__TASK PROMPT__:
Return each line of the records with nothing changed, pictures excepted.

__Data records__:
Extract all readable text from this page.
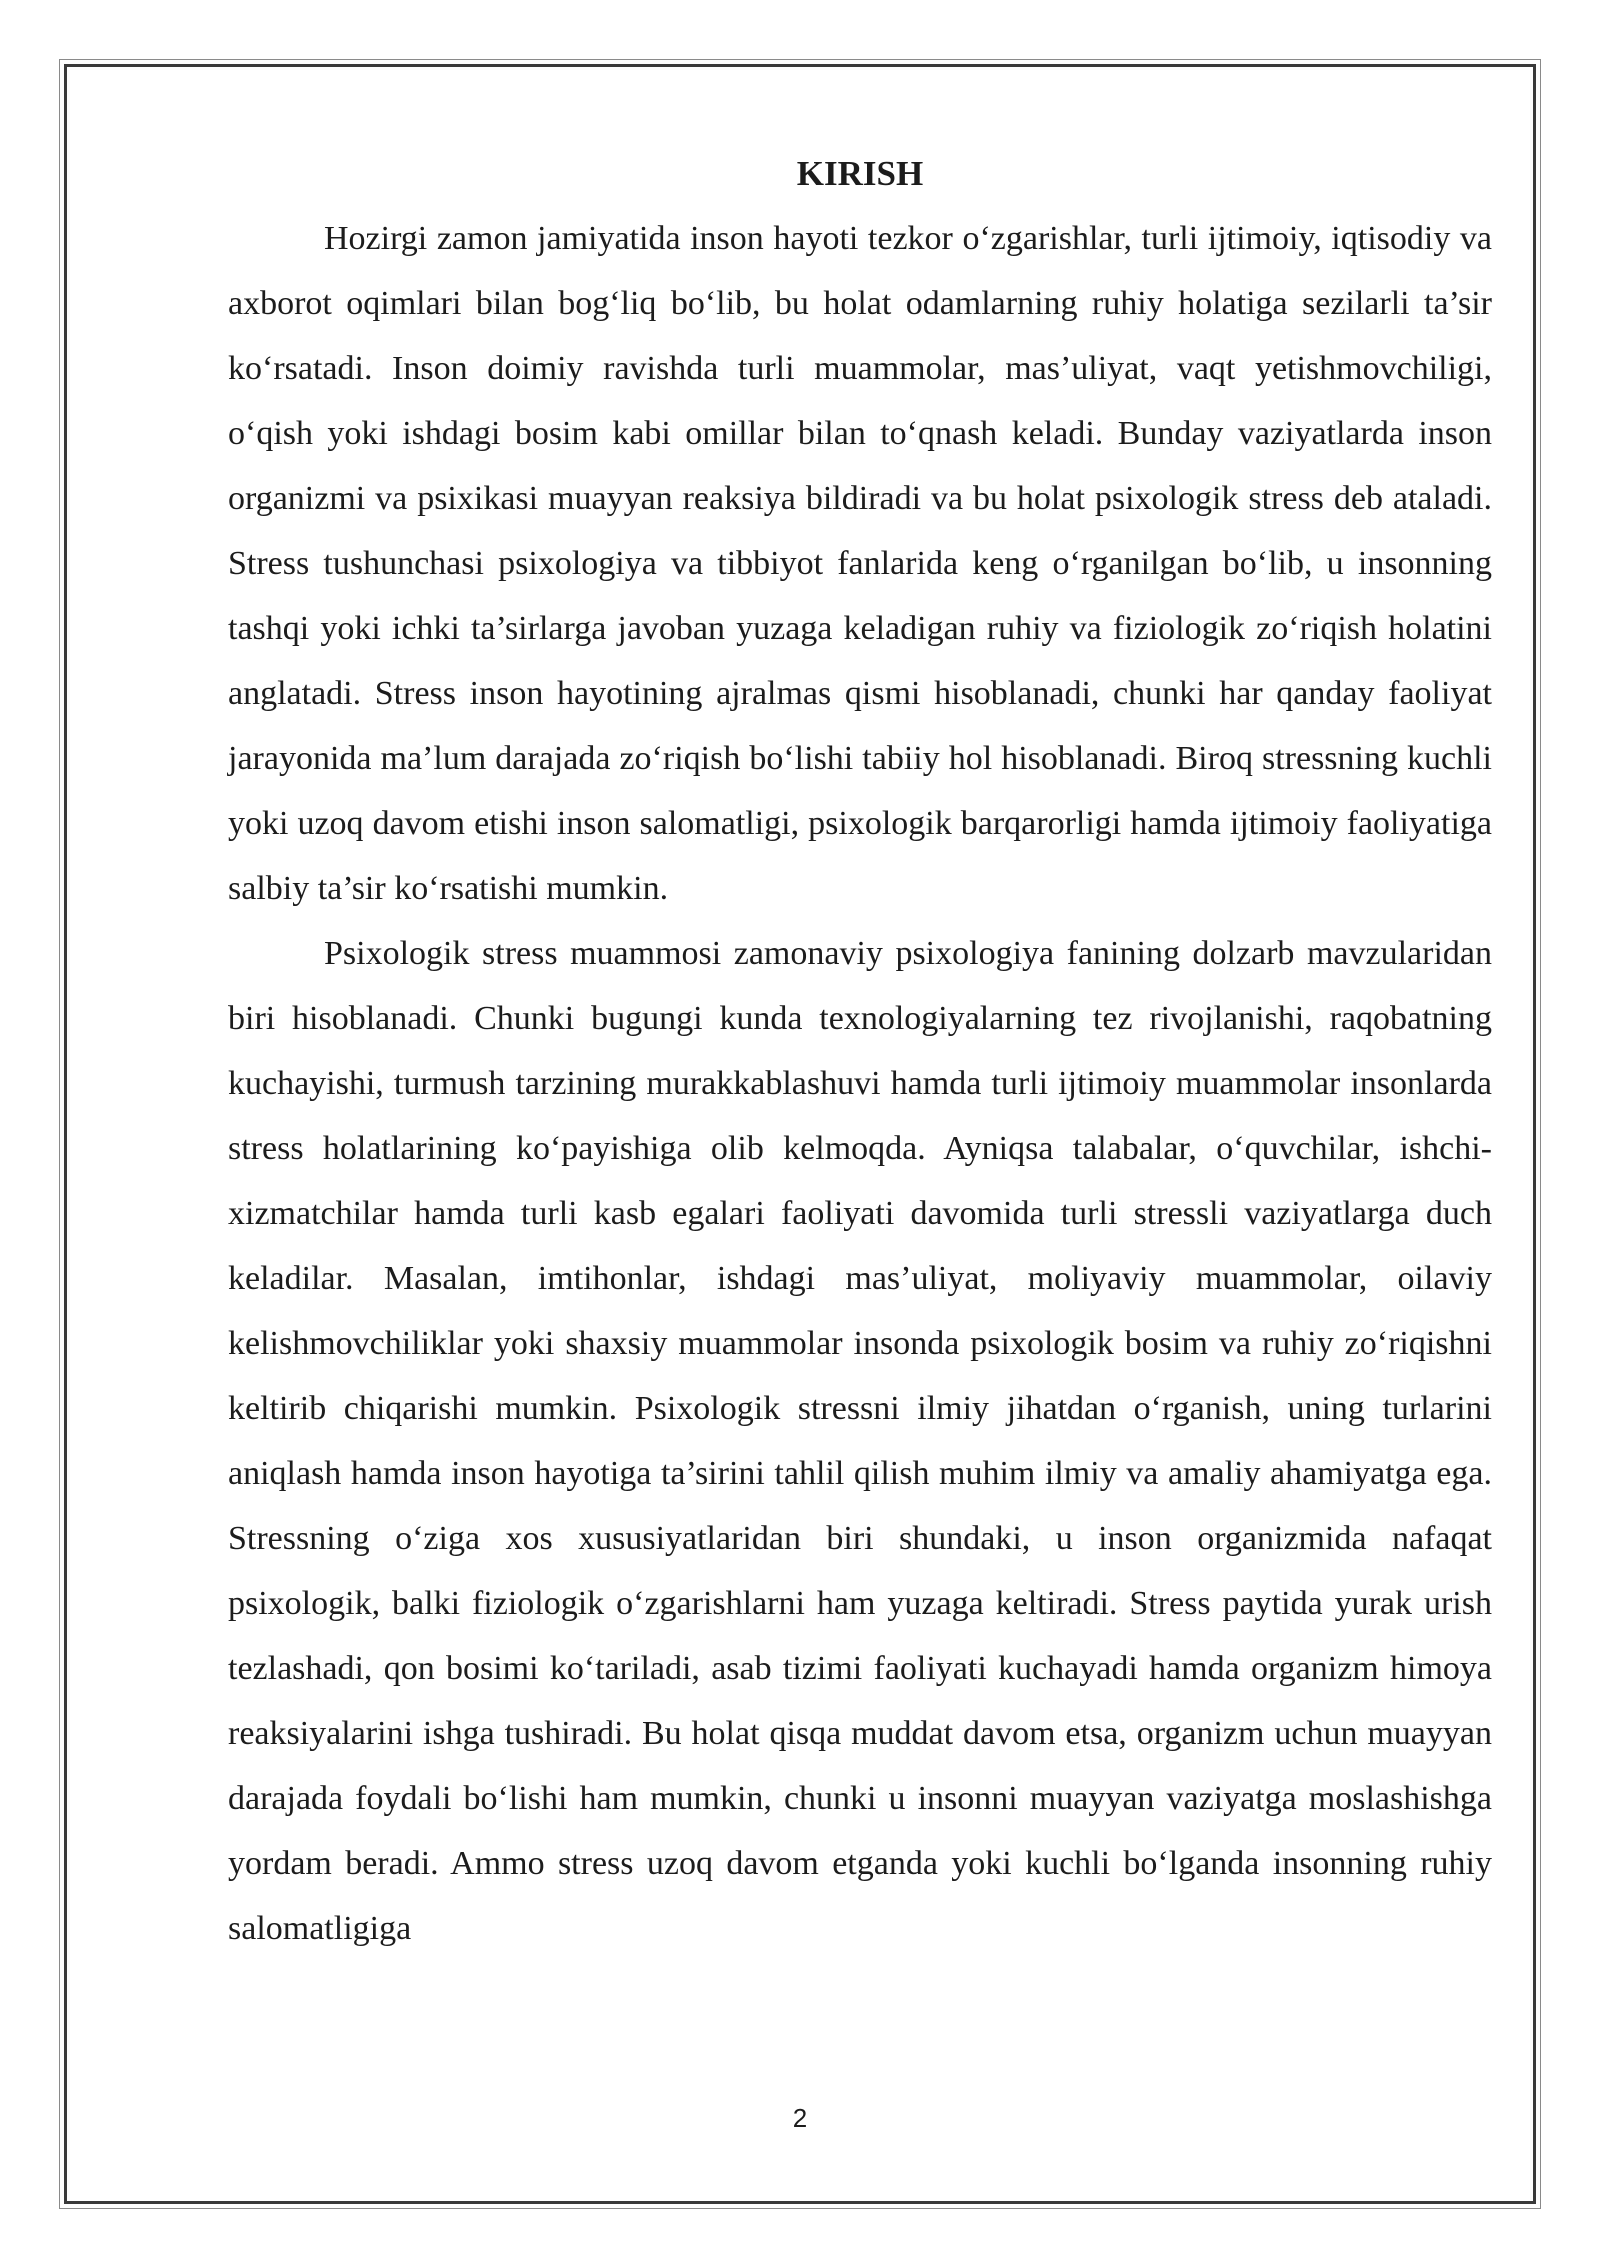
KIRISH

Hozirgi zamon jamiyatida inson hayoti tezkor o‘zgarishlar, turli ijtimoiy, iqtisodiy va axborot oqimlari bilan bog‘liq bo‘lib, bu holat odamlarning ruhiy holatiga sezilarli ta’sir ko‘rsatadi. Inson doimiy ravishda turli muammolar, mas’uliyat, vaqt yetishmovchiligi, o‘qish yoki ishdagi bosim kabi omillar bilan to‘qnash keladi. Bunday vaziyatlarda inson organizmi va psixikasi muayyan reaksiya bildiradi va bu holat psixologik stress deb ataladi. Stress tushunchasi psixologiya va tibbiyot fanlarida keng o‘rganilgan bo‘lib, u insonning tashqi yoki ichki ta’sirlarga javoban yuzaga keladigan ruhiy va fiziologik zo‘riqish holatini anglatadi. Stress inson hayotining ajralmas qismi hisoblanadi, chunki har qanday faoliyat jarayonida ma’lum darajada zo‘riqish bo‘lishi tabiiy hol hisoblanadi. Biroq stressning kuchli yoki uzoq davom etishi inson salomatligi, psixologik barqarorligi hamda ijtimoiy faoliyatiga salbiy ta’sir ko‘rsatishi mumkin.

Psixologik stress muammosi zamonaviy psixologiya fanining dolzarb mavzularidan biri hisoblanadi. Chunki bugungi kunda texnologiyalarning tez rivojlanishi, raqobatning kuchayishi, turmush tarzining murakkablashuvi hamda turli ijtimoiy muammolar insonlarda stress holatlarining ko‘payishiga olib kelmoqda. Ayniqsa talabalar, o‘quvchilar, ishchi-xizmatchilar hamda turli kasb egalari faoliyati davomida turli stressli vaziyatlarga duch keladilar. Masalan, imtihonlar, ishdagi mas’uliyat, moliyaviy muammolar, oilaviy kelishmovchiliklar yoki shaxsiy muammolar insonda psixologik bosim va ruhiy zo‘riqishni keltirib chiqarishi mumkin. Psixologik stressni ilmiy jihatdan o‘rganish, uning turlarini aniqlash hamda inson hayotiga ta’sirini tahlil qilish muhim ilmiy va amaliy ahamiyatga ega. Stressning o‘ziga xos xususiyatlaridan biri shundaki, u inson organizmida nafaqat psixologik, balki fiziologik o‘zgarishlarni ham yuzaga keltiradi. Stress paytida yurak urish tezlashadi, qon bosimi ko‘tariladi, asab tizimi faoliyati kuchayadi hamda organizm himoya reaksiyalarini ishga tushiradi. Bu holat qisqa muddat davom etsa, organizm uchun muayyan darajada foydali bo‘lishi ham mumkin, chunki u insonni muayyan vaziyatga moslashishga yordam beradi. Ammo stress uzoq davom etganda yoki kuchli bo‘lganda insonning ruhiy salomatligiga

2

__PROBLEM SOLUTION__:
Extract all readable text from this page.
KIRISH

Hozirgi zamon jamiyatida inson hayoti tezkor o‘zgarishlar, turli ijtimoiy, iqtisodiy va axborot oqimlari bilan bog‘liq bo‘lib, bu holat odamlarning ruhiy holatiga sezilarli ta’sir ko‘rsatadi. Inson doimiy ravishda turli muammolar, mas’uliyat, vaqt yetishmovchiligi, o‘qish yoki ishdagi bosim kabi omillar bilan to‘qnash keladi. Bunday vaziyatlarda inson organizmi va psixikasi muayyan reaksiya bildiradi va bu holat psixologik stress deb ataladi. Stress tushunchasi psixologiya va tibbiyot fanlarida keng o‘rganilgan bo‘lib, u insonning tashqi yoki ichki ta’sirlarga javoban yuzaga keladigan ruhiy va fiziologik zo‘riqish holatini anglatadi. Stress inson hayotining ajralmas qismi hisoblanadi, chunki har qanday faoliyat jarayonida ma’lum darajada zo‘riqish bo‘lishi tabiiy hol hisoblanadi. Biroq stressning kuchli yoki uzoq davom etishi inson salomatligi, psixologik barqarorligi hamda ijtimoiy faoliyatiga salbiy ta’sir ko‘rsatishi mumkin.

Psixologik stress muammosi zamonaviy psixologiya fanining dolzarb mavzularidan biri hisoblanadi. Chunki bugungi kunda texnologiyalarning tez rivojlanishi, raqobatning kuchayishi, turmush tarzining murakkablashuvi hamda turli ijtimoiy muammolar insonlarda stress holatlarining ko‘payishiga olib kelmoqda. Ayniqsa talabalar, o‘quvchilar, ishchi-xizmatchilar hamda turli kasb egalari faoliyati davomida turli stressli vaziyatlarga duch keladilar. Masalan, imtihonlar, ishdagi mas’uliyat, moliyaviy muammolar, oilaviy kelishmovchiliklar yoki shaxsiy muammolar insonda psixologik bosim va ruhiy zo‘riqishni keltirib chiqarishi mumkin. Psixologik stressni ilmiy jihatdan o‘rganish, uning turlarini aniqlash hamda inson hayotiga ta’sirini tahlil qilish muhim ilmiy va amaliy ahamiyatga ega. Stressning o‘ziga xos xususiyatlaridan biri shundaki, u inson organizmida nafaqat psixologik, balki fiziologik o‘zgarishlarni ham yuzaga keltiradi. Stress paytida yurak urish tezlashadi, qon bosimi ko‘tariladi, asab tizimi faoliyati kuchayadi hamda organizm himoya reaksiyalarini ishga tushiradi. Bu holat qisqa muddat davom etsa, organizm uchun muayyan darajada foydali bo‘lishi ham mumkin, chunki u insonni muayyan vaziyatga moslashishga yordam beradi. Ammo stress uzoq davom etganda yoki kuchli bo‘lganda insonning ruhiy salomatligiga

2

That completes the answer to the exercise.